Lines containing the string "title" are to be collected in full.

_Given entries_

####################

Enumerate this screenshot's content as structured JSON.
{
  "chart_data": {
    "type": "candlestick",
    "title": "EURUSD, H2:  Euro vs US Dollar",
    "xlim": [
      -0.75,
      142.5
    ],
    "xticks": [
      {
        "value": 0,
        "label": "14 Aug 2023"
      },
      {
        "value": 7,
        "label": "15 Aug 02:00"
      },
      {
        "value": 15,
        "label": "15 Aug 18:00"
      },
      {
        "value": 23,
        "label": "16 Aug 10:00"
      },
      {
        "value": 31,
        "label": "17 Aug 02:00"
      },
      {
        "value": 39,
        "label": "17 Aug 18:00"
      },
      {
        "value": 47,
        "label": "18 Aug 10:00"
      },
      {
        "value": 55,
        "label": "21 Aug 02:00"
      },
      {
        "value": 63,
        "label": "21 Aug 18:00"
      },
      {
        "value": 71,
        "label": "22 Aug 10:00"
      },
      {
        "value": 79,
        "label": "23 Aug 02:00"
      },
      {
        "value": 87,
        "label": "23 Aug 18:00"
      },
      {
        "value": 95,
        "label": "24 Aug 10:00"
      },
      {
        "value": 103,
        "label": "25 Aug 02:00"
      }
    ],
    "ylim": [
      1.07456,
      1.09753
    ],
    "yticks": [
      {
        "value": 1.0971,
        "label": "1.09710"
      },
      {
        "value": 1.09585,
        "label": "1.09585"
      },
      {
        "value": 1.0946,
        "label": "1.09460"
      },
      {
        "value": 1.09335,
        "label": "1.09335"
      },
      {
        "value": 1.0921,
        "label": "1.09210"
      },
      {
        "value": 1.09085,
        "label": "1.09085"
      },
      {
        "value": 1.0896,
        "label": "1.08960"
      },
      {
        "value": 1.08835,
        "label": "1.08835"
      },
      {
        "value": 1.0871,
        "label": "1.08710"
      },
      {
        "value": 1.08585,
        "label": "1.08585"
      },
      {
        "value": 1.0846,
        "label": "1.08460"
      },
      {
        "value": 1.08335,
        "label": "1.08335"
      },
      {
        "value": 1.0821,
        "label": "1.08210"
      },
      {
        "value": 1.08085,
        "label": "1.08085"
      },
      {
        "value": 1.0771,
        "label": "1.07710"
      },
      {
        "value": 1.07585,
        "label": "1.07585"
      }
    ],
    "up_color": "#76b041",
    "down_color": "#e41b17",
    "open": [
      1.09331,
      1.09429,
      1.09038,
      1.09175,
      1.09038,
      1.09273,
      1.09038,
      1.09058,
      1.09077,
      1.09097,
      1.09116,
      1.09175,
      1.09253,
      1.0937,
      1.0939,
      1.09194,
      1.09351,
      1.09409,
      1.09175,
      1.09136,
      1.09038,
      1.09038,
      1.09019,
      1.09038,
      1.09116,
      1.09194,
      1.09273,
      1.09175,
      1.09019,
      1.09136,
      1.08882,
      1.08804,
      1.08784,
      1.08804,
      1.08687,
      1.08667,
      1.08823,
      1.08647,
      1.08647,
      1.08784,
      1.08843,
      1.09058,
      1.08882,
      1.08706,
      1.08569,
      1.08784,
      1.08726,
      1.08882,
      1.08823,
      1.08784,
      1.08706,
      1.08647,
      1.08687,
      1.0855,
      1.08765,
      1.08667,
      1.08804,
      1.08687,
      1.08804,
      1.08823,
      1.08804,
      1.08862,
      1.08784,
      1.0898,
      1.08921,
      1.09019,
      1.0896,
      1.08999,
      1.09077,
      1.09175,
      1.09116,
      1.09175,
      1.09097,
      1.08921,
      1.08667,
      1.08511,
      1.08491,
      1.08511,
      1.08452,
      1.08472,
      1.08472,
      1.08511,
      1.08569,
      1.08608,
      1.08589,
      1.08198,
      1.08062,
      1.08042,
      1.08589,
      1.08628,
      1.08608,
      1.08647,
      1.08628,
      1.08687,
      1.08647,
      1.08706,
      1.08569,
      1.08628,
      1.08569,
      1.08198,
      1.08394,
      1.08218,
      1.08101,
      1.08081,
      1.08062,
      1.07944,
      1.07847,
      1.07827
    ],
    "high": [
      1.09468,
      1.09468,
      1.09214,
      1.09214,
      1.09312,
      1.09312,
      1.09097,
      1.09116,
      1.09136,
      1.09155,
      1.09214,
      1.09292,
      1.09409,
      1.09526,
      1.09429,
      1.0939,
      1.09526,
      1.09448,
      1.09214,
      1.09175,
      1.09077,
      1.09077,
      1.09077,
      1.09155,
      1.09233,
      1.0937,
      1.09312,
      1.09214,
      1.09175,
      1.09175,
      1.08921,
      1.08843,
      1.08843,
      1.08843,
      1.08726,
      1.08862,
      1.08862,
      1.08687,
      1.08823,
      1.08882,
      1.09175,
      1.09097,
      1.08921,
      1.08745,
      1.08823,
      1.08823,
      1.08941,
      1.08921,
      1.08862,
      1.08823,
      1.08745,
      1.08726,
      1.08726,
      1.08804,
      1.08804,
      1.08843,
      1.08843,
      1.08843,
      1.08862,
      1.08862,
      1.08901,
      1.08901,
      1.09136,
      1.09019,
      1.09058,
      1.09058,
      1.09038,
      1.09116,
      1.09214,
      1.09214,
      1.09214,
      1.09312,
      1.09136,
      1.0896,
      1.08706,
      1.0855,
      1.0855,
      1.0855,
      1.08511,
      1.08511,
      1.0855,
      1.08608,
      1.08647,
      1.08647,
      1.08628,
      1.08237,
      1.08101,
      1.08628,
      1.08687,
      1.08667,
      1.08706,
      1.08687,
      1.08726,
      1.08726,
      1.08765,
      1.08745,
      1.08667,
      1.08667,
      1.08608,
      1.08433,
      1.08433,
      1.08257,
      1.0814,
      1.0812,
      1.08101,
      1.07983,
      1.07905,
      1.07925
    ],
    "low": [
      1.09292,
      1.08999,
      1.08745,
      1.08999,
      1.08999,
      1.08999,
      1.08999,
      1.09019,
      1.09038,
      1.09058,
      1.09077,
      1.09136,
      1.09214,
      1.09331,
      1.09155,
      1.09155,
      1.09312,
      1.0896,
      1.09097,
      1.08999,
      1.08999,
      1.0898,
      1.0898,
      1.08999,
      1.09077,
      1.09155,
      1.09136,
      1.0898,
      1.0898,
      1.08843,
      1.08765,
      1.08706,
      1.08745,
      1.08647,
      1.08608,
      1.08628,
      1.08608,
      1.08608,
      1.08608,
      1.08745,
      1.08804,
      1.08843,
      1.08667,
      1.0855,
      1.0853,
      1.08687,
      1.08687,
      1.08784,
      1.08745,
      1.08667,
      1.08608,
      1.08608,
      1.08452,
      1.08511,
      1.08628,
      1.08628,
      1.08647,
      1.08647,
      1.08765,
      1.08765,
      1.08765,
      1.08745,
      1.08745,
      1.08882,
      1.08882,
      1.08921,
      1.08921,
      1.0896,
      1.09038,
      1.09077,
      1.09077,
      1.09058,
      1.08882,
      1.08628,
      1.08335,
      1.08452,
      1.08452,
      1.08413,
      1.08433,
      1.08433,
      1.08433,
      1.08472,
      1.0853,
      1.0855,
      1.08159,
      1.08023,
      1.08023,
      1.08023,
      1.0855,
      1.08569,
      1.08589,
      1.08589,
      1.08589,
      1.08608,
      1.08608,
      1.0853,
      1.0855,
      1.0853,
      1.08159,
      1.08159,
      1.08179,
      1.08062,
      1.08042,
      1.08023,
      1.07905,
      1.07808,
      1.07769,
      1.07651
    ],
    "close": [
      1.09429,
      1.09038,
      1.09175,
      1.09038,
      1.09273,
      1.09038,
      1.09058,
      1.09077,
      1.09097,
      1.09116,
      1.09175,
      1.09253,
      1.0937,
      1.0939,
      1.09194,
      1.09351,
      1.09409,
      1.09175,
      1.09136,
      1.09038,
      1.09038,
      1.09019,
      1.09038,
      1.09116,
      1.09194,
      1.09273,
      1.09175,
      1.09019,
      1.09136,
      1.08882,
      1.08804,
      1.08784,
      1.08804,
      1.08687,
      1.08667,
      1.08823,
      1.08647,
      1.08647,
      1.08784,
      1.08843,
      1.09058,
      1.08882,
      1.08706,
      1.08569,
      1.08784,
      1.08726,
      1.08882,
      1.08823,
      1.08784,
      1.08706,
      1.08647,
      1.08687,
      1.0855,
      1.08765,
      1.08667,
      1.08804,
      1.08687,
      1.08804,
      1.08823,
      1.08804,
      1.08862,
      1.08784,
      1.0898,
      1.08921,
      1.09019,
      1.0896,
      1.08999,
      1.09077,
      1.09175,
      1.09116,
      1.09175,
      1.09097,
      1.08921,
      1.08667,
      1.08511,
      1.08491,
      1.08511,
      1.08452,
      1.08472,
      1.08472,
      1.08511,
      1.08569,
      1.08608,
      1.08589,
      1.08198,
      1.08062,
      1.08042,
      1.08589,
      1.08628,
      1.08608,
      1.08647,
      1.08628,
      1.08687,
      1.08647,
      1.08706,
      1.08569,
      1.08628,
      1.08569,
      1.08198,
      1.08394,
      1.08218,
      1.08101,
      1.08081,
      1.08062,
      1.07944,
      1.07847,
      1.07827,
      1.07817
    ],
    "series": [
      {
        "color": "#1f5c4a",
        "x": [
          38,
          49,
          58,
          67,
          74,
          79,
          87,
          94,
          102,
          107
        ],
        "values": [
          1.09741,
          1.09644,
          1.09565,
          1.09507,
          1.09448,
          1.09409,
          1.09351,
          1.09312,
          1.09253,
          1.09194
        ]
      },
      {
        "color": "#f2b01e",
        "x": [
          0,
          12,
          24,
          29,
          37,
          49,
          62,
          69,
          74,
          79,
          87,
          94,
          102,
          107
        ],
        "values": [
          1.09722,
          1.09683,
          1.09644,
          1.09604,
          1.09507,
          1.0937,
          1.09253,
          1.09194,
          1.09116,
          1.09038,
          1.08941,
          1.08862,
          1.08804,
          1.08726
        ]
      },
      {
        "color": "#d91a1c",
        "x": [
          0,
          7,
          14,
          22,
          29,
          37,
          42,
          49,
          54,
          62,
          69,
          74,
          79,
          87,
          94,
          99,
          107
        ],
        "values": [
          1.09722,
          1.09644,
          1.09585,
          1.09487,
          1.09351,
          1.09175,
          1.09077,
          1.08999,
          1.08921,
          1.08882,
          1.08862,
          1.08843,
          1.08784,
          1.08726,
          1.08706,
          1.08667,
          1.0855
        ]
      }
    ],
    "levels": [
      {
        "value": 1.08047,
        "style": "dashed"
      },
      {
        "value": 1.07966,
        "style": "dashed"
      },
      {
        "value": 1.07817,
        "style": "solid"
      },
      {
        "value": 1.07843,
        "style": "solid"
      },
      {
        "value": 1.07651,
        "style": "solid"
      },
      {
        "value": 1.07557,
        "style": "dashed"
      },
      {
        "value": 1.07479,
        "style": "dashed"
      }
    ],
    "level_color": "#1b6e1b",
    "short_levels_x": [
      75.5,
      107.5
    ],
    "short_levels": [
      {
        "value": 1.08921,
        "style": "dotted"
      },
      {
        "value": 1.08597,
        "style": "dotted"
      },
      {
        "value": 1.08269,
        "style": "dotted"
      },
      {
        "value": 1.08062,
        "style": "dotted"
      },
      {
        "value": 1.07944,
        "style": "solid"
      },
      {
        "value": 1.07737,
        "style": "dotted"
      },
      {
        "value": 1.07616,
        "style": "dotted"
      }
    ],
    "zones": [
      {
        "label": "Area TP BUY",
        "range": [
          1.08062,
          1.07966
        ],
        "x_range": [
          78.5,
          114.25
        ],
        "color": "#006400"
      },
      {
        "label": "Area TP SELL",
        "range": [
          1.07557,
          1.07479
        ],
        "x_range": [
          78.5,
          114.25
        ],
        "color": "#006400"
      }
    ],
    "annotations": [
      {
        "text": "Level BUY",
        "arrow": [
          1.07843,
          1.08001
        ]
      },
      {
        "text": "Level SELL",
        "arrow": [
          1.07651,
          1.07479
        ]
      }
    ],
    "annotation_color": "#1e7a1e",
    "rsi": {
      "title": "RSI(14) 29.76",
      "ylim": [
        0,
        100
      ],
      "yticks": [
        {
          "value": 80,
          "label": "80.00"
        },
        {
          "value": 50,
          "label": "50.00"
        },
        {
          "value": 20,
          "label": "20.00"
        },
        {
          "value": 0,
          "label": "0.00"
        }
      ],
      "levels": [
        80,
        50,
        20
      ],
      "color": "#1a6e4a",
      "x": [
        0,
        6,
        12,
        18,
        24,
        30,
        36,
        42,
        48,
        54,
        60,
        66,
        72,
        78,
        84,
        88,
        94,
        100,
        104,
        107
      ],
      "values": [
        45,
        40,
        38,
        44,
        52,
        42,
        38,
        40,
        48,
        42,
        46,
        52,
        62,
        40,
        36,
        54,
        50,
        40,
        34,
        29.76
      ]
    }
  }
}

####################

_Answer in full_
    "title": "EURUSD, H2:  Euro vs US Dollar",
      "title": "RSI(14) 29.76",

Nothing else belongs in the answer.